Given exercise:
Write out the complete material exactly as it stands.

Data provided:
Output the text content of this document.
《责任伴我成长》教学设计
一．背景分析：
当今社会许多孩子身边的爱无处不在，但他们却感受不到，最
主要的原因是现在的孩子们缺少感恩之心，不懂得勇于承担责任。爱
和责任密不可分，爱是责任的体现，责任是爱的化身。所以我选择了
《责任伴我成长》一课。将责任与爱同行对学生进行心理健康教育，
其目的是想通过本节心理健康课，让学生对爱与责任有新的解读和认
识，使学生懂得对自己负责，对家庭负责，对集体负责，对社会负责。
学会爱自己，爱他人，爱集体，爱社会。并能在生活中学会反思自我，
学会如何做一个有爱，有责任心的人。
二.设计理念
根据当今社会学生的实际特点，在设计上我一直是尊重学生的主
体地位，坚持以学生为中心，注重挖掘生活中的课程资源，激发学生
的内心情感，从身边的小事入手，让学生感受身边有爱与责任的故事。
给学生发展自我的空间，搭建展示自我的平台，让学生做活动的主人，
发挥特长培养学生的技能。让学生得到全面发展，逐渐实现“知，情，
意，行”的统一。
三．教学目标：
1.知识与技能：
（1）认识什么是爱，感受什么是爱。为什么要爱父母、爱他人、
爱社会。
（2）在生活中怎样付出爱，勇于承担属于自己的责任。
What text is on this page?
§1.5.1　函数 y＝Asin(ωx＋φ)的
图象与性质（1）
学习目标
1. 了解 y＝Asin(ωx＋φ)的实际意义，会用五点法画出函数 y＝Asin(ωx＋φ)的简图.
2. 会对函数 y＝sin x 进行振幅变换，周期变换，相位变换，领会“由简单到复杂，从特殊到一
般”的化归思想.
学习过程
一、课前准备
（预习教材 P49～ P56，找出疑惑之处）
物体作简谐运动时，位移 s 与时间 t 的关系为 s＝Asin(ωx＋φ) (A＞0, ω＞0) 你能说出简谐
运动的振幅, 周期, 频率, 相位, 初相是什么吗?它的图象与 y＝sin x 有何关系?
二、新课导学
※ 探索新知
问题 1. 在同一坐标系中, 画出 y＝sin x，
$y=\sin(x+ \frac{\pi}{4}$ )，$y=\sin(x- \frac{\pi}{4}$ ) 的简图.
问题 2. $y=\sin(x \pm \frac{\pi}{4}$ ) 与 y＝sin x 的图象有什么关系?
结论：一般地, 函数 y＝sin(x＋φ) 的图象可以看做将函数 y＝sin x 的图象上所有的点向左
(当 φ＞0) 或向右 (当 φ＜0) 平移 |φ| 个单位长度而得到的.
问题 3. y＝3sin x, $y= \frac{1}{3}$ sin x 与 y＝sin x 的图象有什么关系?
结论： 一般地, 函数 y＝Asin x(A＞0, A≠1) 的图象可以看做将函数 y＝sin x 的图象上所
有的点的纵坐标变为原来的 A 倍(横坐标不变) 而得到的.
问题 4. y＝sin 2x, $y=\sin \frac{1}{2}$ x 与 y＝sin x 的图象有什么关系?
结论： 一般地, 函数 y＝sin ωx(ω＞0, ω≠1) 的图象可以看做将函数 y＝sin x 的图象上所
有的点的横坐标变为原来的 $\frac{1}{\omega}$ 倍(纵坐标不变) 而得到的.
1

Exercise solution:
Output the text content of this document.
《责任伴我成长》教学设计
一．背景分析：
当今社会许多孩子身边的爱无处不在，但他们却感受不到，最
主要的原因是现在的孩子们缺少感恩之心，不懂得勇于承担责任。爱
和责任密不可分，爱是责任的体现，责任是爱的化身。所以我选择了
《责任伴我成长》一课。将责任与爱同行对学生进行心理健康教育，
其目的是想通过本节心理健康课，让学生对爱与责任有新的解读和认
识，使学生懂得对自己负责，对家庭负责，对集体负责，对社会负责。
学会爱自己，爱他人，爱集体，爱社会。并能在生活中学会反思自我，
学会如何做一个有爱，有责任心的人。
二.设计理念
根据当今社会学生的实际特点，在设计上我一直是尊重学生的主
体地位，坚持以学生为中心，注重挖掘生活中的课程资源，激发学生
的内心情感，从身边的小事入手，让学生感受身边有爱与责任的故事。
给学生发展自我的空间，搭建展示自我的平台，让学生做活动的主人，
发挥特长培养学生的技能。让学生得到全面发展，逐渐实现“知，情，
意，行”的统一。
三．教学目标：
1.知识与技能：
（1）认识什么是爱，感受什么是爱。为什么要爱父母、爱他人、
爱社会。
（2）在生活中怎样付出爱，勇于承担属于自己的责任。
What text is on this page?
§1.5.1　函数 y＝Asin(ωx＋φ)的
图象与性质（1）
学习目标
1. 了解 y＝Asin(ωx＋φ)的实际意义，会用五点法画出函数 y＝Asin(ωx＋φ)的简图.
2. 会对函数 y＝sin x 进行振幅变换，周期变换，相位变换，领会“由简单到复杂，从特殊到一
般”的化归思想.
学习过程
一、课前准备
（预习教材 P49～ P56，找出疑惑之处）
物体作简谐运动时，位移 s 与时间 t 的关系为 s＝Asin(ωx＋φ) (A＞0, ω＞0) 你能说出简谐
运动的振幅, 周期, 频率, 相位, 初相是什么吗?它的图象与 y＝sin x 有何关系?
二、新课导学
※ 探索新知
问题 1. 在同一坐标系中, 画出 y＝sin x，
$y=\sin(x+ \frac{\pi}{4}$ )，$y=\sin(x- \frac{\pi}{4}$ ) 的简图.
问题 2. $y=\sin(x \pm \frac{\pi}{4}$ ) 与 y＝sin x 的图象有什么关系?
结论：一般地, 函数 y＝sin(x＋φ) 的图象可以看做将函数 y＝sin x 的图象上所有的点向左
(当 φ＞0) 或向右 (当 φ＜0) 平移 |φ| 个单位长度而得到的.
问题 3. y＝3sin x, $y= \frac{1}{3}$ sin x 与 y＝sin x 的图象有什么关系?
结论： 一般地, 函数 y＝Asin x(A＞0, A≠1) 的图象可以看做将函数 y＝sin x 的图象上所
有的点的纵坐标变为原来的 A 倍(横坐标不变) 而得到的.
问题 4. y＝sin 2x, $y=\sin \frac{1}{2}$ x 与 y＝sin x 的图象有什么关系?
结论： 一般地, 函数 y＝sin ωx(ω＞0, ω≠1) 的图象可以看做将函数 y＝sin x 的图象上所
有的点的横坐标变为原来的 $\frac{1}{\omega}$ 倍(纵坐标不变) 而得到的.
1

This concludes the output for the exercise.